-- Exercise objective --
Check each line of the listing, and copy it if it contains the word "name".

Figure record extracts

↓↓↓

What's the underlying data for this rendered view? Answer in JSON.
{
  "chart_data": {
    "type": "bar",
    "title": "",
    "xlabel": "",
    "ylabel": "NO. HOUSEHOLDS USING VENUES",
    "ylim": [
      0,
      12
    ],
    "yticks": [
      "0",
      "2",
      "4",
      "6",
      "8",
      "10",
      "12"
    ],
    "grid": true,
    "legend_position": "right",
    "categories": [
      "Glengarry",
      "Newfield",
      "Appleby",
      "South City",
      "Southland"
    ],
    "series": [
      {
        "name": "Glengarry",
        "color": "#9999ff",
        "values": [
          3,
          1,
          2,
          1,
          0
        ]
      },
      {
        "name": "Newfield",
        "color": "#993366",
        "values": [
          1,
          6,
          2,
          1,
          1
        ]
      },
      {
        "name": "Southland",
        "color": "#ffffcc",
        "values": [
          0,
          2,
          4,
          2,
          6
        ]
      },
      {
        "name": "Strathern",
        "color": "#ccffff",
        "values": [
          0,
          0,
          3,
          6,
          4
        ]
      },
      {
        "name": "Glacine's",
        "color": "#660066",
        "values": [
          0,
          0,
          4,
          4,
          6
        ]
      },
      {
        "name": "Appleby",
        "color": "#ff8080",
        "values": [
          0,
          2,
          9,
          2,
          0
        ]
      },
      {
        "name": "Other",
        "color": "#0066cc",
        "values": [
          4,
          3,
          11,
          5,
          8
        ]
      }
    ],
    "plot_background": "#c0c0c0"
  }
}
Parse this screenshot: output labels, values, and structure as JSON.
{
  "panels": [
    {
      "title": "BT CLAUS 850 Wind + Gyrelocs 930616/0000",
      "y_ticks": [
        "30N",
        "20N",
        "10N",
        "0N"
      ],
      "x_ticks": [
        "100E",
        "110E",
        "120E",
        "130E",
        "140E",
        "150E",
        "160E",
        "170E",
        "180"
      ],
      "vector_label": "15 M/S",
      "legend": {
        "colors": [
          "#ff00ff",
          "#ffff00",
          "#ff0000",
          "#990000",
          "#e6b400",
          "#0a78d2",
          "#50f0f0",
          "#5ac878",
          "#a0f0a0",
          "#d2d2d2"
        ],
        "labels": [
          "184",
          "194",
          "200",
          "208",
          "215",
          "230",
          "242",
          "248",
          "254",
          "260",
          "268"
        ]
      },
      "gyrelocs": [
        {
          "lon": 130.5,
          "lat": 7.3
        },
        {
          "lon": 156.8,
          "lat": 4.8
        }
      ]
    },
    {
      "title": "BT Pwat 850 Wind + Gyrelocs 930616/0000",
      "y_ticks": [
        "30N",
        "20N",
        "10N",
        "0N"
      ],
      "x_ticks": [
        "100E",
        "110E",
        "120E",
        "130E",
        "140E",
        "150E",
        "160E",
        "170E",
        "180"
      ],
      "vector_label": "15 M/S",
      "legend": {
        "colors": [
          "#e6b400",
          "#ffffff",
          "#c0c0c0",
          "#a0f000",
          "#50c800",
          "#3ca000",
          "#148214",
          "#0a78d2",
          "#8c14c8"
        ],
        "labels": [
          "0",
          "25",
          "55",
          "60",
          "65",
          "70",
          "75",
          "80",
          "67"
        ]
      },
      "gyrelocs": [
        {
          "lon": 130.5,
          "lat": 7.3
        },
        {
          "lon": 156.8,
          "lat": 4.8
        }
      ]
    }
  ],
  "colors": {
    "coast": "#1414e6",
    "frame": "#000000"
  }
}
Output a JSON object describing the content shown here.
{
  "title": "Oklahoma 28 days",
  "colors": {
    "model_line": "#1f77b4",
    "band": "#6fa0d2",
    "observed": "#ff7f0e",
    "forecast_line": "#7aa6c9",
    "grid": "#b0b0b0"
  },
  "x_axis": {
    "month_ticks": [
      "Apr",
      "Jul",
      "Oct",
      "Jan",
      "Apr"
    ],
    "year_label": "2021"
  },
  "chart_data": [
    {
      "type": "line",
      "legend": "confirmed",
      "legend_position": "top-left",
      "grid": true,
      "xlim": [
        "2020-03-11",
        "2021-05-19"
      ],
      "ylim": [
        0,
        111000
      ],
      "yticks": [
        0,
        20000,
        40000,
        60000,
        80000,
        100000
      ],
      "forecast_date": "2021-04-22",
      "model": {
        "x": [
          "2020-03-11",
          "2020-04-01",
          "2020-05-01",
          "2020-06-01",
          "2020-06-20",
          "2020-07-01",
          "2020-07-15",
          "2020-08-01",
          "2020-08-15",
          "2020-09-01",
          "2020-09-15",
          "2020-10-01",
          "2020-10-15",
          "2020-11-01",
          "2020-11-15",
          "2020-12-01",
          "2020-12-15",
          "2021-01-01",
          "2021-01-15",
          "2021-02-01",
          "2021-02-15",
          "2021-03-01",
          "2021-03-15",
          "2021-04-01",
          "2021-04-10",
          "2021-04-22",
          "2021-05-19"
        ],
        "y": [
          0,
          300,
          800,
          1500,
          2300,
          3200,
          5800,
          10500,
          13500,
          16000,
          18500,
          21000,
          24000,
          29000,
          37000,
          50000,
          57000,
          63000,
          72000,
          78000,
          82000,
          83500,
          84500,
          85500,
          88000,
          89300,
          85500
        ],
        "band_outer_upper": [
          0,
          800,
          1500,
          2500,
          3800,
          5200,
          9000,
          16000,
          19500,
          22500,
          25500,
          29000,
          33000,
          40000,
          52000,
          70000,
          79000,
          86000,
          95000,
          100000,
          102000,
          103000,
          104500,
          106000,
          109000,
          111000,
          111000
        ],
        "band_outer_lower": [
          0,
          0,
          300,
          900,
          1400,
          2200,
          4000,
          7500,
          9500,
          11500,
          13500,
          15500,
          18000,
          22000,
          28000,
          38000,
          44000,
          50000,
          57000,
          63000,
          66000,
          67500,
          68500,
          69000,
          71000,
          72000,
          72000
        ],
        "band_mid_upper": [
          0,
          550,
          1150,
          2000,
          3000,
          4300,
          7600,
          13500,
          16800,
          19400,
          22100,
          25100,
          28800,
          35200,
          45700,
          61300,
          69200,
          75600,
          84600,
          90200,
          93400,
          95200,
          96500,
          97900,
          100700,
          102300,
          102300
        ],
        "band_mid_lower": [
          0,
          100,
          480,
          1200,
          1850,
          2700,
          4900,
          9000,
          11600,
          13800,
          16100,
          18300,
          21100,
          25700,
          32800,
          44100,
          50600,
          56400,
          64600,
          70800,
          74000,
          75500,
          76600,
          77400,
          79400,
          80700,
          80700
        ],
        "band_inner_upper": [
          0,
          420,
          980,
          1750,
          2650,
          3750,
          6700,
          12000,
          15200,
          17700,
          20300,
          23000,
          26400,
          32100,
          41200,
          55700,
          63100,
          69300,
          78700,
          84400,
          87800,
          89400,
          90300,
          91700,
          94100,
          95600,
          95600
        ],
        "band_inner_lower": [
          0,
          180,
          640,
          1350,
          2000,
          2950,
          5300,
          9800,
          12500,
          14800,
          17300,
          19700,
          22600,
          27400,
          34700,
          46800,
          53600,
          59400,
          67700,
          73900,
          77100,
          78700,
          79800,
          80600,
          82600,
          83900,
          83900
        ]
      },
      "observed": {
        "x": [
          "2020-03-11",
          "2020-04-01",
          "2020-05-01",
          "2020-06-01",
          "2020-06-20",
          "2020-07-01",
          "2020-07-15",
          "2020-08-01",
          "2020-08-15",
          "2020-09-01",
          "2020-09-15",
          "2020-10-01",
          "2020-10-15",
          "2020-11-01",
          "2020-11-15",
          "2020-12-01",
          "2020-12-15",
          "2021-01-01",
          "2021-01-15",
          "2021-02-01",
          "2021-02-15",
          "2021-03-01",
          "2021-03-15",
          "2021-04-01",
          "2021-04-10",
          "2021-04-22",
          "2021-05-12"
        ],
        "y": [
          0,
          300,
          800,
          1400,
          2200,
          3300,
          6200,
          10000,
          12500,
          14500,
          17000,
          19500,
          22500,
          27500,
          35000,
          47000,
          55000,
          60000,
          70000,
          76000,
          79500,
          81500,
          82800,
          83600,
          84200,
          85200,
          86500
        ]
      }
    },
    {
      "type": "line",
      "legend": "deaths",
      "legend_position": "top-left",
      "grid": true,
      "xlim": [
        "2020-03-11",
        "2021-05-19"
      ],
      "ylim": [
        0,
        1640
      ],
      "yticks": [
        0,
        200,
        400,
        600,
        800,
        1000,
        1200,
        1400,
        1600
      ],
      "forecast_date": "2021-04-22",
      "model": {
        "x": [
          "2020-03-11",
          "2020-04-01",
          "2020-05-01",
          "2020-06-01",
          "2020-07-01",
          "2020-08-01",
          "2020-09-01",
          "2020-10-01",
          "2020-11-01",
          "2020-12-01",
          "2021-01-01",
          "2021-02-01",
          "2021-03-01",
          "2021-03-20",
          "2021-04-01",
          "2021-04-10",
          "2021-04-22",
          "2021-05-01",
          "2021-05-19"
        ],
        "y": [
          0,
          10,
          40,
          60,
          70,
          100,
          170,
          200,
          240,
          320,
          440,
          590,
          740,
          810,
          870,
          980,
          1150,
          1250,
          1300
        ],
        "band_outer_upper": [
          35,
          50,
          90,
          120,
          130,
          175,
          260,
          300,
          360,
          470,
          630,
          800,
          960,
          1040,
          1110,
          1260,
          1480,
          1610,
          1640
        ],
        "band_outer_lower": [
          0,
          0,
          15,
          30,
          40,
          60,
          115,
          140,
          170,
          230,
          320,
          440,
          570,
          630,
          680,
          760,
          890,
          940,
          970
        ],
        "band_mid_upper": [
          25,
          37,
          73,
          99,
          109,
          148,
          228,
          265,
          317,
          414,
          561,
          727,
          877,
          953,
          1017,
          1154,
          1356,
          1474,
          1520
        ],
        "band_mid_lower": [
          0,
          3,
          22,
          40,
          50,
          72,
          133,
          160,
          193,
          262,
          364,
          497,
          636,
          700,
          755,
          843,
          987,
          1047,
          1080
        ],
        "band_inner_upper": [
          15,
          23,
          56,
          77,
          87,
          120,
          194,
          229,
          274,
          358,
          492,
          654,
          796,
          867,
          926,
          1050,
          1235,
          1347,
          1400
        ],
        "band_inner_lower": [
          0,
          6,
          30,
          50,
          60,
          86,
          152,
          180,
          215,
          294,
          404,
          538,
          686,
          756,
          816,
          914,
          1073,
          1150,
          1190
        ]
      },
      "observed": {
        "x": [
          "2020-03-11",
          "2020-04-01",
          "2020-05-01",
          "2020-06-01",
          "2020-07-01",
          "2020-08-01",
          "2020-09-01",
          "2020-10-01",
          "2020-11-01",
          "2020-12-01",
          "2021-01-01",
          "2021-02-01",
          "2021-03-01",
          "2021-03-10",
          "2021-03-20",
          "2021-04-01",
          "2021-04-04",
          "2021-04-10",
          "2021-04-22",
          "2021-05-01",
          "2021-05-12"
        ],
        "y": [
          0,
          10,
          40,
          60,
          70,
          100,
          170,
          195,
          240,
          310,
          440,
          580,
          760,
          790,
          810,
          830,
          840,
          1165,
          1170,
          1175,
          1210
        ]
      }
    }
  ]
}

↑↑↑

-- Task solution --
        "name": "Glengarry",
        "name": "Newfield",
        "name": "Southland",
        "name": "Strathern",
        "name": "Glacine's",
        "name": "Appleby",
        "name": "Other",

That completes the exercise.